**Requirements:**
Look through the material below. Copy every line with the string "screenshot" in it.

____ Stored rows

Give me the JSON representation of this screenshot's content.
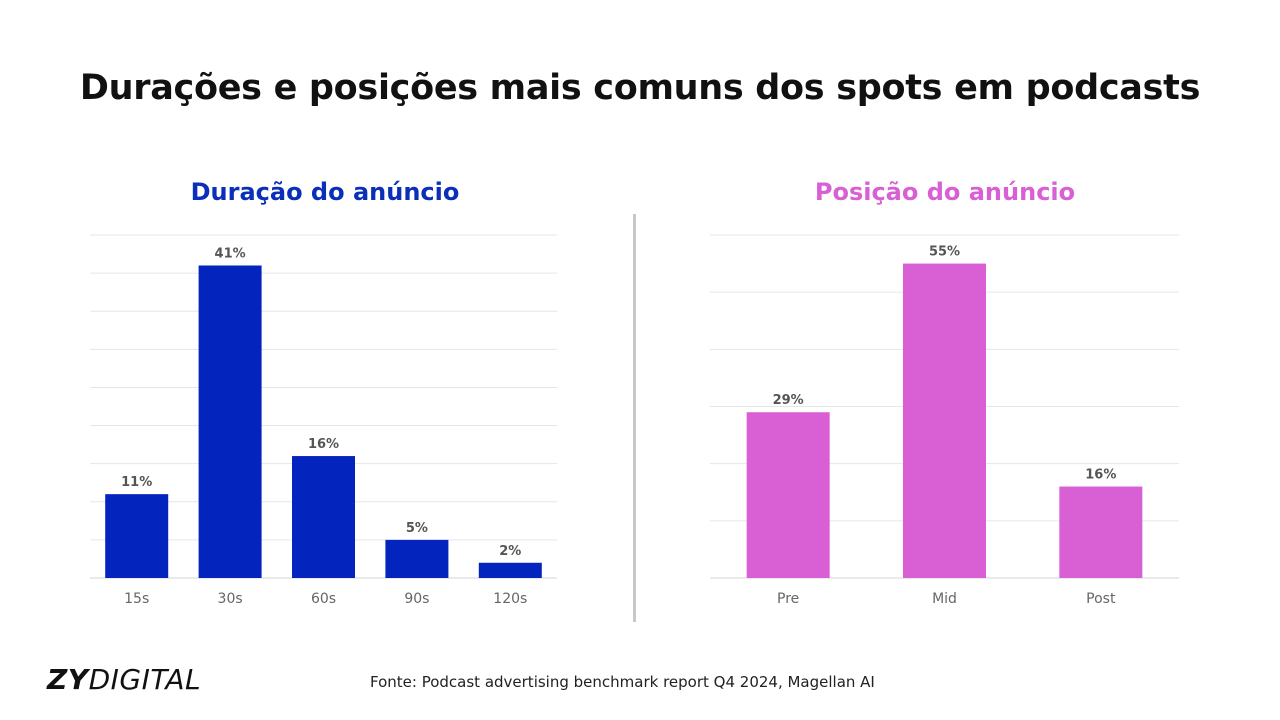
{
  "title": "Durações e posições mais comuns dos spots em podcasts",
  "footer": {
    "brand_bold": "ZY",
    "brand_light": "DIGITAL",
    "source": "Fonte: Podcast advertising benchmark report Q4 2024, Magellan AI"
  },
  "chart_data": [
    {
      "type": "bar",
      "title": "Duração do anúncio",
      "categories": [
        "15s",
        "30s",
        "60s",
        "90s",
        "120s"
      ],
      "values": [
        11,
        41,
        16,
        5,
        2
      ],
      "data_labels": [
        "11%",
        "41%",
        "16%",
        "5%",
        "2%"
      ],
      "ylim": [
        0,
        45
      ],
      "grid": true,
      "color": "#0325bd",
      "title_color": "#0a2fb8"
    },
    {
      "type": "bar",
      "title": "Posição do anúncio",
      "categories": [
        "Pre",
        "Mid",
        "Post"
      ],
      "values": [
        29,
        55,
        16
      ],
      "data_labels": [
        "29%",
        "55%",
        "16%"
      ],
      "ylim": [
        0,
        60
      ],
      "grid": true,
      "color": "#d95fd5",
      "title_color": "#d95fd5"
    }
  ]
}
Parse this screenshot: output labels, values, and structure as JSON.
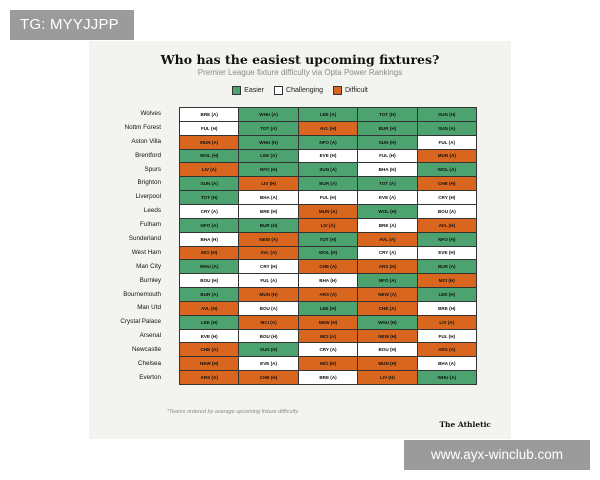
{
  "watermark_top": "TG: MYYJJPP",
  "watermark_bottom": "www.ayx-winclub.com",
  "colors": {
    "easier": "#4ca36f",
    "challenging": "#ffffff",
    "difficult": "#d9661f"
  },
  "legend": {
    "easier": "Easier",
    "challenging": "Challenging",
    "difficult": "Difficult"
  },
  "footnote": "*Teams ordered by average upcoming fixture difficulty",
  "brand": "The Athletic",
  "chart_data": {
    "type": "table",
    "title": "Who has the easiest upcoming fixtures?",
    "subtitle": "Premier League fixture difficulty via Opta Power Rankings",
    "teams": [
      "Wolves",
      "Nottm Forest",
      "Aston Villa",
      "Brentford",
      "Spurs",
      "Brighton",
      "Liverpool",
      "Leeds",
      "Fulham",
      "Sunderland",
      "West Ham",
      "Man City",
      "Burnley",
      "Bournemouth",
      "Man Utd",
      "Crystal Palace",
      "Arsenal",
      "Newcastle",
      "Chelsea",
      "Everton"
    ],
    "rows": [
      [
        [
          "BRE (A)",
          "c"
        ],
        [
          "WHU (A)",
          "e"
        ],
        [
          "LEE (A)",
          "e"
        ],
        [
          "TOT (H)",
          "e"
        ],
        [
          "SUN (H)",
          "e"
        ]
      ],
      [
        [
          "FUL (H)",
          "c"
        ],
        [
          "TOT (A)",
          "e"
        ],
        [
          "AVL (H)",
          "d"
        ],
        [
          "BUR (H)",
          "e"
        ],
        [
          "SUN (A)",
          "e"
        ]
      ],
      [
        [
          "MUN (A)",
          "d"
        ],
        [
          "WHU (H)",
          "e"
        ],
        [
          "NFO (A)",
          "e"
        ],
        [
          "SUN (H)",
          "e"
        ],
        [
          "FUL (A)",
          "c"
        ]
      ],
      [
        [
          "WOL (H)",
          "e"
        ],
        [
          "LEE (A)",
          "e"
        ],
        [
          "EVE (H)",
          "c"
        ],
        [
          "FUL (H)",
          "c"
        ],
        [
          "MUN (A)",
          "d"
        ]
      ],
      [
        [
          "LIV (A)",
          "d"
        ],
        [
          "NFO (H)",
          "e"
        ],
        [
          "SUN (A)",
          "e"
        ],
        [
          "BHA (H)",
          "c"
        ],
        [
          "WOL (A)",
          "e"
        ]
      ],
      [
        [
          "SUN (A)",
          "e"
        ],
        [
          "LIV (H)",
          "d"
        ],
        [
          "BUR (A)",
          "e"
        ],
        [
          "TOT (A)",
          "e"
        ],
        [
          "CHE (H)",
          "d"
        ]
      ],
      [
        [
          "TOT (H)",
          "e"
        ],
        [
          "BHA (A)",
          "c"
        ],
        [
          "FUL (H)",
          "c"
        ],
        [
          "EVE (A)",
          "c"
        ],
        [
          "CRY (H)",
          "c"
        ]
      ],
      [
        [
          "CRY (A)",
          "c"
        ],
        [
          "BRE (H)",
          "c"
        ],
        [
          "MUN (A)",
          "d"
        ],
        [
          "WOL (H)",
          "e"
        ],
        [
          "BOU (A)",
          "c"
        ]
      ],
      [
        [
          "NFO (A)",
          "e"
        ],
        [
          "BUR (H)",
          "e"
        ],
        [
          "LIV (A)",
          "d"
        ],
        [
          "BRE (A)",
          "c"
        ],
        [
          "AVL (H)",
          "d"
        ]
      ],
      [
        [
          "BHA (H)",
          "c"
        ],
        [
          "NEW (A)",
          "d"
        ],
        [
          "TOT (H)",
          "e"
        ],
        [
          "AVL (A)",
          "d"
        ],
        [
          "NFO (H)",
          "e"
        ]
      ],
      [
        [
          "MCI (H)",
          "d"
        ],
        [
          "AVL (A)",
          "d"
        ],
        [
          "WOL (H)",
          "e"
        ],
        [
          "CRY (A)",
          "c"
        ],
        [
          "EVE (H)",
          "c"
        ]
      ],
      [
        [
          "WHU (A)",
          "e"
        ],
        [
          "CRY (H)",
          "c"
        ],
        [
          "CHE (A)",
          "d"
        ],
        [
          "ARS (H)",
          "d"
        ],
        [
          "BUR (A)",
          "e"
        ]
      ],
      [
        [
          "BOU (H)",
          "c"
        ],
        [
          "FUL (A)",
          "c"
        ],
        [
          "BHA (H)",
          "c"
        ],
        [
          "NFO (A)",
          "e"
        ],
        [
          "MCI (H)",
          "d"
        ]
      ],
      [
        [
          "BUR (A)",
          "e"
        ],
        [
          "MUN (H)",
          "d"
        ],
        [
          "ARS (A)",
          "d"
        ],
        [
          "NEW (A)",
          "d"
        ],
        [
          "LEE (H)",
          "e"
        ]
      ],
      [
        [
          "AVL (H)",
          "d"
        ],
        [
          "BOU (A)",
          "c"
        ],
        [
          "LEE (H)",
          "e"
        ],
        [
          "CHE (A)",
          "d"
        ],
        [
          "BRE (H)",
          "c"
        ]
      ],
      [
        [
          "LEE (H)",
          "e"
        ],
        [
          "MCI (A)",
          "d"
        ],
        [
          "NEW (H)",
          "d"
        ],
        [
          "WHU (H)",
          "e"
        ],
        [
          "LIV (A)",
          "d"
        ]
      ],
      [
        [
          "EVE (H)",
          "c"
        ],
        [
          "BOU (H)",
          "c"
        ],
        [
          "MCI (A)",
          "d"
        ],
        [
          "NEW (H)",
          "d"
        ],
        [
          "FUL (H)",
          "c"
        ]
      ],
      [
        [
          "CHE (A)",
          "d"
        ],
        [
          "SUN (H)",
          "e"
        ],
        [
          "CRY (A)",
          "c"
        ],
        [
          "BOU (H)",
          "c"
        ],
        [
          "ARS (A)",
          "d"
        ]
      ],
      [
        [
          "NEW (H)",
          "d"
        ],
        [
          "EVE (A)",
          "c"
        ],
        [
          "MCI (H)",
          "d"
        ],
        [
          "MUN (H)",
          "d"
        ],
        [
          "BHA (A)",
          "c"
        ]
      ],
      [
        [
          "ARS (A)",
          "d"
        ],
        [
          "CHE (H)",
          "d"
        ],
        [
          "BRE (A)",
          "c"
        ],
        [
          "LIV (H)",
          "d"
        ],
        [
          "WHU (A)",
          "e"
        ]
      ]
    ]
  }
}
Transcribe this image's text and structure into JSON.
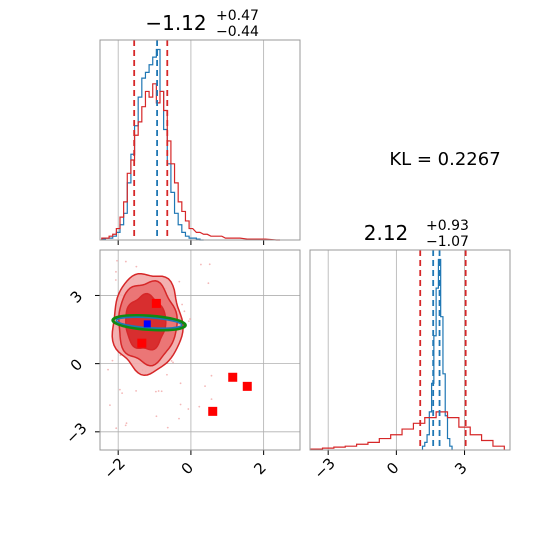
{
  "chart_data": {
    "type": "corner-plot",
    "annotation": "KL = 0.2267",
    "colors": {
      "blue": "#1f77b4",
      "red": "#d62728",
      "green": "#118a11",
      "marker_red": "#ff0000",
      "marker_blue": "#0000ff",
      "grid": "#b0b0b0"
    },
    "panels": [
      {
        "id": "hist-top",
        "type": "step-histogram",
        "title": {
          "value": "−1.12",
          "sup": "+0.47",
          "sub": "−0.44"
        },
        "xlim": [
          -2.5,
          3.0
        ],
        "x_ticks": [
          -2,
          0,
          2
        ],
        "tick_labels_shown": false,
        "quantile_lines": [
          {
            "x": -1.56,
            "color": "red"
          },
          {
            "x": -0.93,
            "color": "blue"
          },
          {
            "x": -0.65,
            "color": "red"
          }
        ],
        "series": [
          {
            "color": "blue",
            "x": [
              -2.4,
              -2.3,
              -2.2,
              -2.1,
              -2.0,
              -1.9,
              -1.8,
              -1.7,
              -1.6,
              -1.5,
              -1.4,
              -1.3,
              -1.2,
              -1.1,
              -1.0,
              -0.9,
              -0.8,
              -0.7,
              -0.6,
              -0.5,
              -0.4,
              -0.3,
              -0.2,
              -0.1,
              0.0,
              0.1,
              0.2,
              0.3
            ],
            "values": [
              0.5,
              1,
              1,
              2,
              4,
              8,
              14,
              30,
              45,
              60,
              75,
              85,
              88,
              92,
              96,
              100,
              78,
              58,
              40,
              25,
              14,
              8,
              4,
              2,
              1,
              1,
              0.5,
              0
            ]
          },
          {
            "color": "red",
            "x": [
              -2.4,
              -2.3,
              -2.2,
              -2.1,
              -2.0,
              -1.9,
              -1.8,
              -1.7,
              -1.6,
              -1.5,
              -1.4,
              -1.3,
              -1.2,
              -1.1,
              -1.0,
              -0.9,
              -0.8,
              -0.7,
              -0.6,
              -0.5,
              -0.4,
              -0.3,
              -0.2,
              -0.1,
              0.0,
              0.2,
              0.4,
              0.6,
              0.8,
              1.0,
              1.3,
              1.6,
              2.0,
              2.4
            ],
            "values": [
              1,
              1,
              2,
              3,
              6,
              12,
              20,
              35,
              42,
              55,
              62,
              70,
              78,
              75,
              82,
              72,
              78,
              68,
              52,
              40,
              30,
              20,
              15,
              10,
              6,
              4,
              3,
              2,
              2,
              1,
              1,
              0.5,
              0.5,
              0
            ]
          }
        ]
      },
      {
        "id": "scatter-2d",
        "type": "contour-scatter",
        "xlim": [
          -2.5,
          3.0
        ],
        "ylim": [
          -3.8,
          5.0
        ],
        "x_ticks": [
          -2,
          0,
          2
        ],
        "y_ticks": [
          -3,
          0,
          3
        ],
        "x_tick_labels": [
          "−2",
          "0",
          "2"
        ],
        "y_tick_labels": [
          "−3",
          "0",
          "3"
        ],
        "red_contour_levels": [
          {
            "center": [
              -1.2,
              1.8
            ],
            "rx": 0.95,
            "ry": 2.2
          },
          {
            "center": [
              -1.2,
              1.8
            ],
            "rx": 0.8,
            "ry": 1.8
          },
          {
            "center": [
              -1.25,
              1.8
            ],
            "rx": 0.55,
            "ry": 1.2
          }
        ],
        "green_contour": {
          "center": [
            -1.15,
            1.8
          ],
          "rx": 1.0,
          "ry": 0.3
        },
        "blue_contour": {
          "center": [
            -1.15,
            1.8
          ],
          "rx": 0.9,
          "ry": 0.22
        },
        "red_markers": [
          {
            "x": -0.95,
            "y": 2.65
          },
          {
            "x": -1.35,
            "y": 0.9
          },
          {
            "x": 1.15,
            "y": -0.6
          },
          {
            "x": 1.55,
            "y": -1.0
          },
          {
            "x": 0.6,
            "y": -2.1
          }
        ],
        "blue_marker": {
          "x": -1.2,
          "y": 1.75
        }
      },
      {
        "id": "hist-right",
        "type": "step-histogram",
        "title": {
          "value": "2.12",
          "sup": "+0.93",
          "sub": "−1.07"
        },
        "xlim": [
          -3.8,
          5.0
        ],
        "x_ticks": [
          -3,
          0,
          3
        ],
        "x_tick_labels": [
          "−3",
          "0",
          "3"
        ],
        "quantile_lines": [
          {
            "x": 1.05,
            "color": "red"
          },
          {
            "x": 1.62,
            "color": "blue"
          },
          {
            "x": 1.9,
            "color": "blue"
          },
          {
            "x": 3.05,
            "color": "red"
          }
        ],
        "series": [
          {
            "color": "blue",
            "x": [
              1.2,
              1.3,
              1.4,
              1.5,
              1.6,
              1.7,
              1.8,
              1.9,
              2.0,
              2.1,
              2.2,
              2.3,
              2.4
            ],
            "values": [
              2,
              4,
              8,
              20,
              35,
              60,
              85,
              100,
              70,
              40,
              18,
              6,
              2
            ]
          },
          {
            "color": "red",
            "x": [
              -3.5,
              -3.0,
              -2.5,
              -2.0,
              -1.5,
              -1.0,
              -0.5,
              0.0,
              0.5,
              1.0,
              1.5,
              2.0,
              2.5,
              3.0,
              3.5,
              4.0,
              4.5
            ],
            "values": [
              0.5,
              1,
              1.5,
              2,
              3,
              4,
              6,
              8,
              11,
              14,
              17,
              20,
              17,
              12,
              8,
              5,
              2
            ]
          }
        ]
      }
    ]
  }
}
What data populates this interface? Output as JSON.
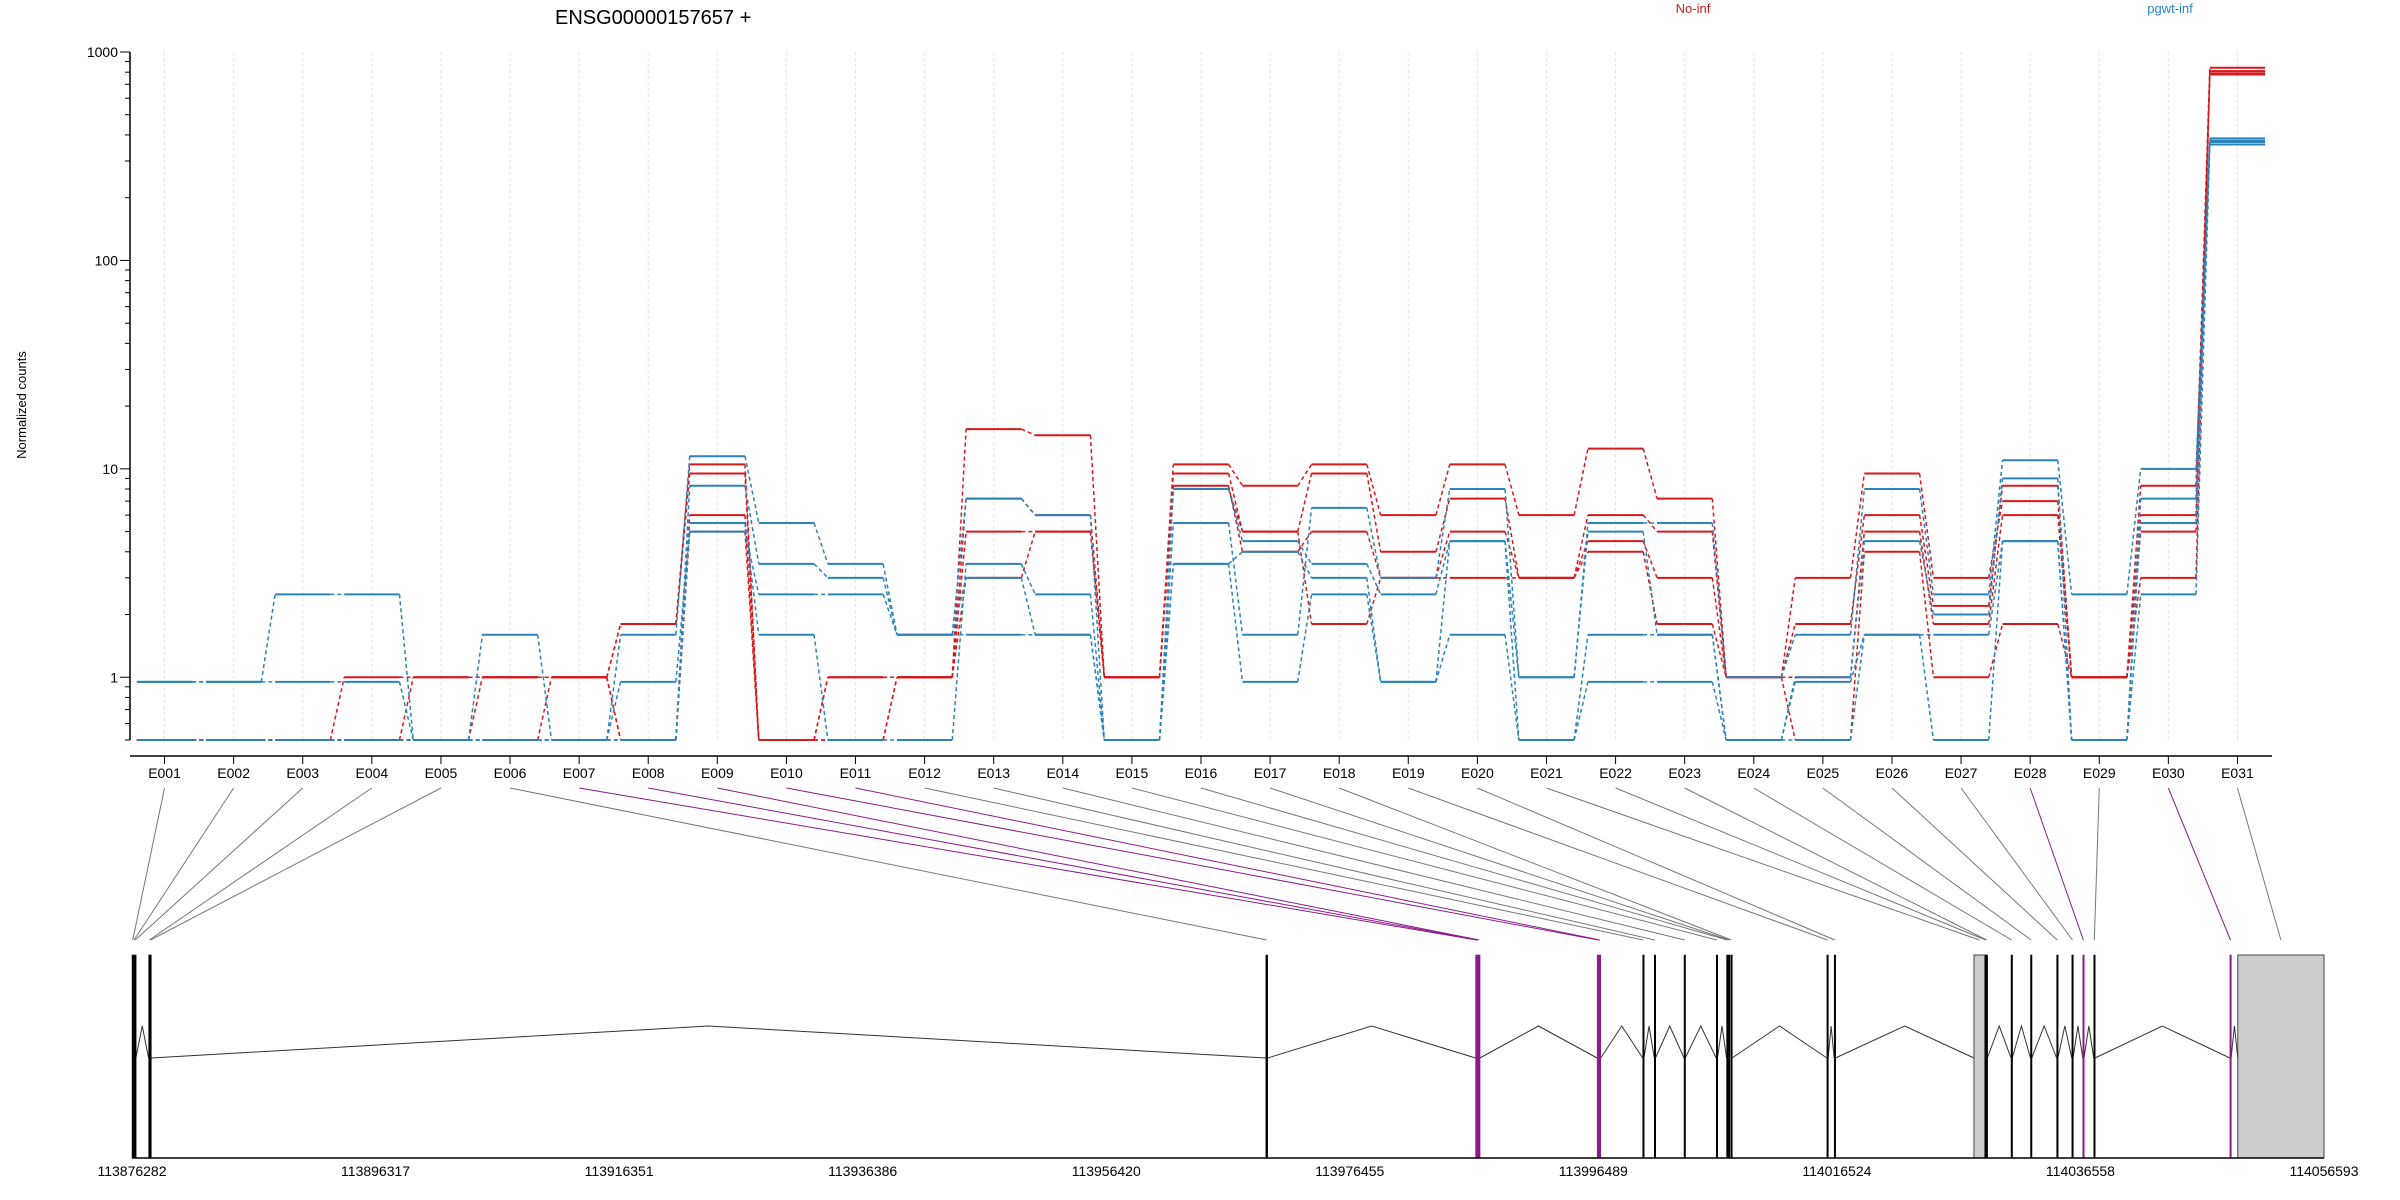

________

**Task response:**
Give me the JSON representation of this screenshot's content.
Parse this screenshot: output labels, values, and structure as JSON.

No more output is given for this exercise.